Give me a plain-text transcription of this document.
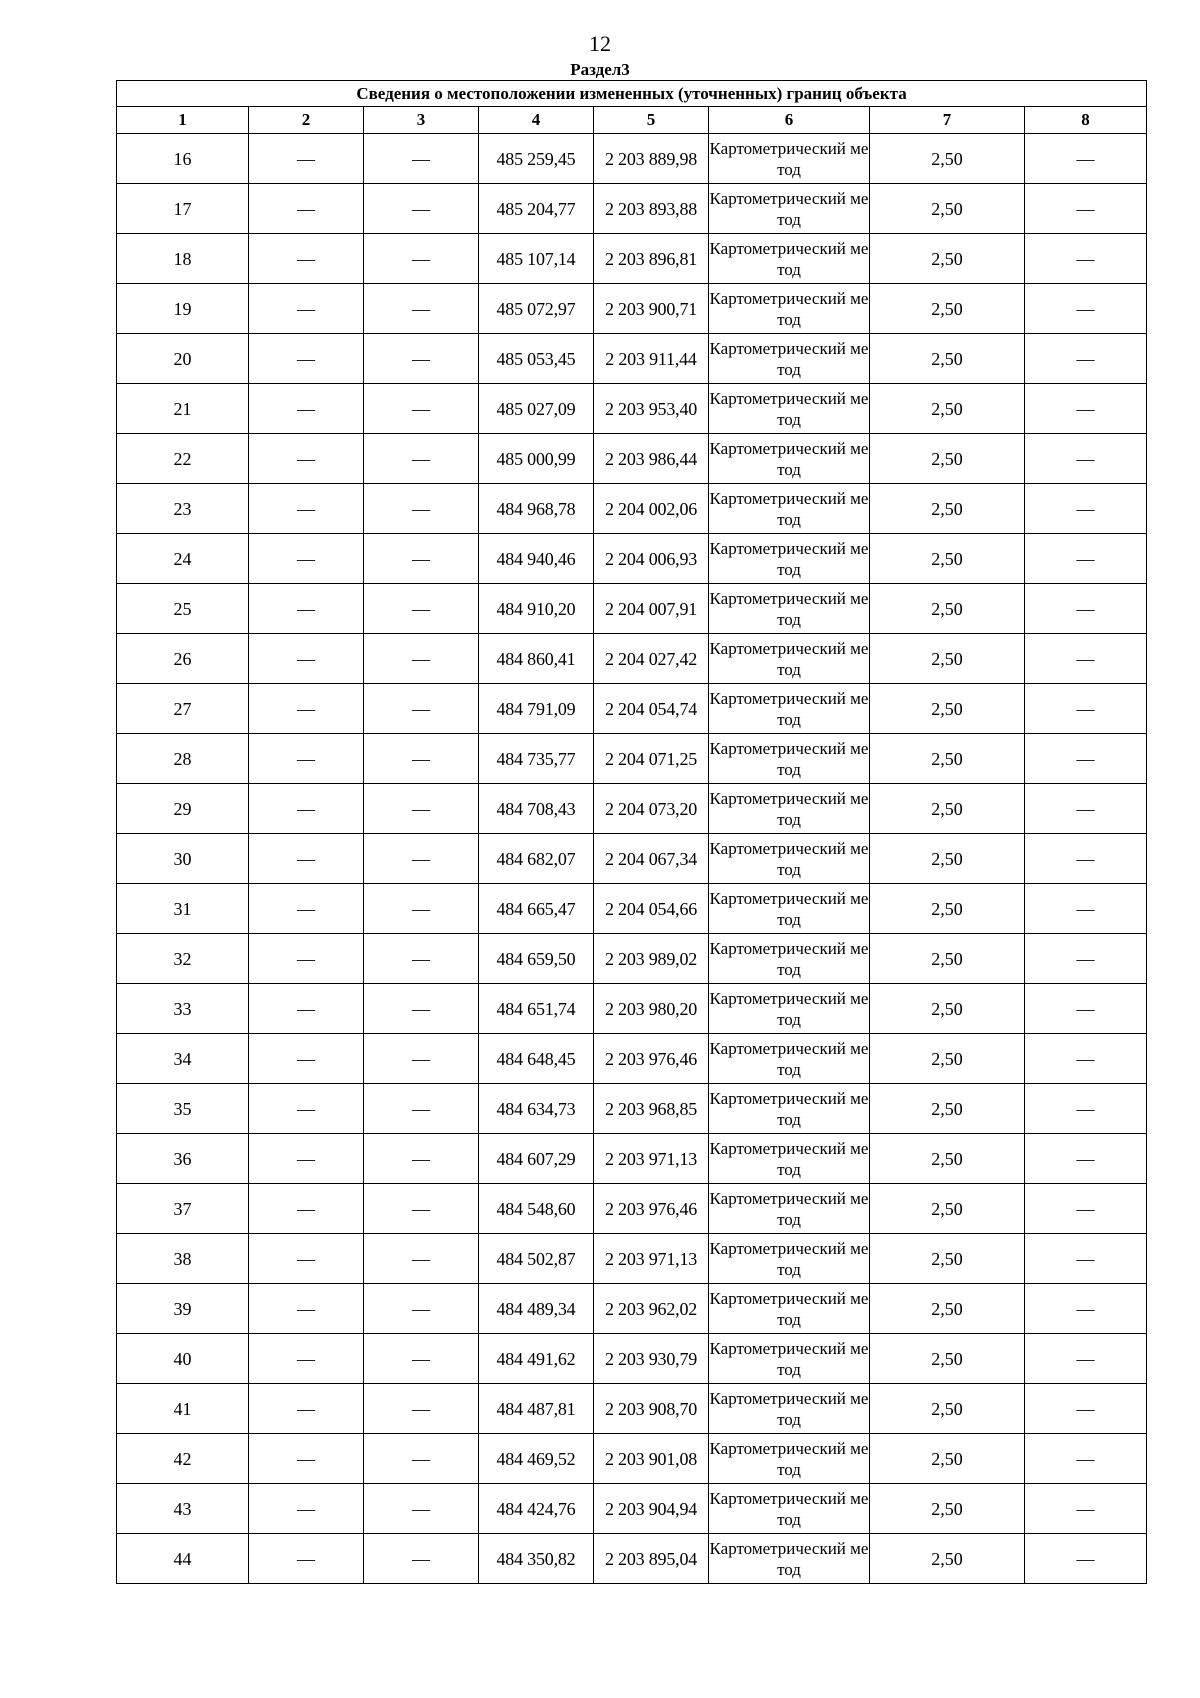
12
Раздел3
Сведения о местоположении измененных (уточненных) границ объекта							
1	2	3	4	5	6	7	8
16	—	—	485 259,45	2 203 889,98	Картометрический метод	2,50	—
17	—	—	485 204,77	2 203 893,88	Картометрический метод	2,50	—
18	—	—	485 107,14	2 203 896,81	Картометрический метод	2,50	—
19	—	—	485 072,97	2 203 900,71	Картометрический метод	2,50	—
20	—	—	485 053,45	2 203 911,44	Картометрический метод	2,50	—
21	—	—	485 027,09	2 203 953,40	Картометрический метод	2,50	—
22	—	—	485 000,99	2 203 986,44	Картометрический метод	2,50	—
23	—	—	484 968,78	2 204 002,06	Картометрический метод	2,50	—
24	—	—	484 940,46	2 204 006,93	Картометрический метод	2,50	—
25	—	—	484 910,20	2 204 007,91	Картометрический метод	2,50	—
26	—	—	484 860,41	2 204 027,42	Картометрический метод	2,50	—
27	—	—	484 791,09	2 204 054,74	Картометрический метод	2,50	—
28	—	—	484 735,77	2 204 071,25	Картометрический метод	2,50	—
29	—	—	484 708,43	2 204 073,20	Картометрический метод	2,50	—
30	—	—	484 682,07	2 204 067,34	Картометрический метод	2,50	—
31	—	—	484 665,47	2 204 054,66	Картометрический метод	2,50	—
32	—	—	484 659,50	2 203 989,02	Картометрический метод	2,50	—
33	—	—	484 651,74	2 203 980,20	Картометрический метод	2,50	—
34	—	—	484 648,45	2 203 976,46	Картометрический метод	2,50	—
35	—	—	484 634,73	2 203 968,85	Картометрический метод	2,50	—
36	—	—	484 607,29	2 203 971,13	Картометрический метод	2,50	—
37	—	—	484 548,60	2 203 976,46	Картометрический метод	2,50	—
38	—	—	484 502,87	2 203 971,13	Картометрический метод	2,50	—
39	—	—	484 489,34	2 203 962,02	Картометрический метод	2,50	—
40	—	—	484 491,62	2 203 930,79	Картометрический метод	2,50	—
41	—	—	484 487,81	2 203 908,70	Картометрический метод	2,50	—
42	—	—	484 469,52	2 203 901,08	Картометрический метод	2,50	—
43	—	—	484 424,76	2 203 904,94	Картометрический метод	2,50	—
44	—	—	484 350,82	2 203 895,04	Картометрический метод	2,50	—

──────

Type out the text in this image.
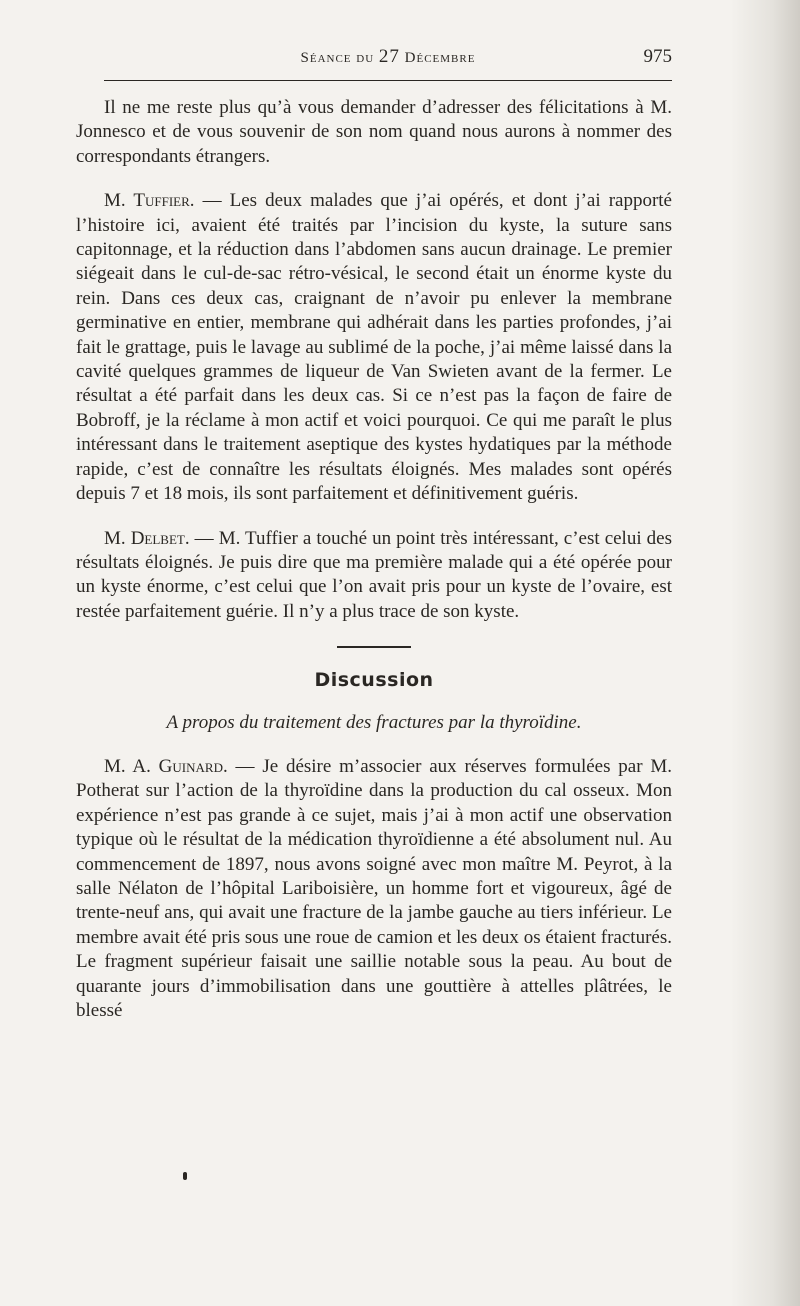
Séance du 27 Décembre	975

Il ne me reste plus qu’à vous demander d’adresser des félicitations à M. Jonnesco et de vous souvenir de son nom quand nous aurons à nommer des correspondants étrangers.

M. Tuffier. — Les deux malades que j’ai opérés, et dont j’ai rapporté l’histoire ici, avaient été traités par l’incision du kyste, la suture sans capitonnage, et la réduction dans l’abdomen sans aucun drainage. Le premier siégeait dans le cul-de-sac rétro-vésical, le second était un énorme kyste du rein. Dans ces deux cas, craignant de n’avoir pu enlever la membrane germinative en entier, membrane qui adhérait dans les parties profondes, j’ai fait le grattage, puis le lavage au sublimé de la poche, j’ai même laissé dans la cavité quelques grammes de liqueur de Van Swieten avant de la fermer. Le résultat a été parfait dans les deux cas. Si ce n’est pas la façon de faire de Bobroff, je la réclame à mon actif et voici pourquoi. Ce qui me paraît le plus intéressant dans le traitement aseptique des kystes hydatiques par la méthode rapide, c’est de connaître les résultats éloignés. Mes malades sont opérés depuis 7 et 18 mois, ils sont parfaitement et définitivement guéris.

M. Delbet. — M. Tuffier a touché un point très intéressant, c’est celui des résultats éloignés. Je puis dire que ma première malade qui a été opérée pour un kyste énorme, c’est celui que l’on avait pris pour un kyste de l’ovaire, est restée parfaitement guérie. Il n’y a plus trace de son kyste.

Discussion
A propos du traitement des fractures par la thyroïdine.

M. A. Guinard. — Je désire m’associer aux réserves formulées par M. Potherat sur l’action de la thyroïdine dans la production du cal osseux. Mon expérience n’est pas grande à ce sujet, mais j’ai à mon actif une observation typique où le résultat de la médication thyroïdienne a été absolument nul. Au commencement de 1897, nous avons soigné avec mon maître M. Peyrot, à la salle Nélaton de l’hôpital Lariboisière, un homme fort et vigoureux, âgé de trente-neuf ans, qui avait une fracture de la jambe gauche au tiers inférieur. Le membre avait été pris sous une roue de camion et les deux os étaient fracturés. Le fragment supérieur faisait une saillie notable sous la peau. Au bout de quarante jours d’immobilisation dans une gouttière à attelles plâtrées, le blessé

──────

◆ EXERCISE PROMPT
Where a line contains the string "this", extract that line.

◆ RESPONSE
Give me a plain-text transcription of this document.
Type out the text in this image.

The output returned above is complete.